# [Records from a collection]
--------------------
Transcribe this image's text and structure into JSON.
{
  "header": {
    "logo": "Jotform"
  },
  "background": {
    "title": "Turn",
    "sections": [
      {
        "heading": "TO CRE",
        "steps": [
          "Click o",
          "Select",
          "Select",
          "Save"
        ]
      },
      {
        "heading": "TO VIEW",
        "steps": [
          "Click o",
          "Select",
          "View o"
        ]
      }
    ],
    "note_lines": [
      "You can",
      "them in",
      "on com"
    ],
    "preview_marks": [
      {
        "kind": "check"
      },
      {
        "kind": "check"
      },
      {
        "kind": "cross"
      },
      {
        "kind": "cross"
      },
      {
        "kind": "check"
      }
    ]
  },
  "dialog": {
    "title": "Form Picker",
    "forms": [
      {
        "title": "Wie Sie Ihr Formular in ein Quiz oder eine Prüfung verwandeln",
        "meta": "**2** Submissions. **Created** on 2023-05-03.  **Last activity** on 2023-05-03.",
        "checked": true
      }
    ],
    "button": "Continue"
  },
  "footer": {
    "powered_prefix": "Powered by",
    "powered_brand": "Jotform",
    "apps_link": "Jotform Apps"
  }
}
--------------------
# [To do]
Copy each line of the listing that contains the string "Jotform".

# [Output]
    "logo": "Jotform"
    "powered_brand": "Jotform",
    "apps_link": "Jotform Apps"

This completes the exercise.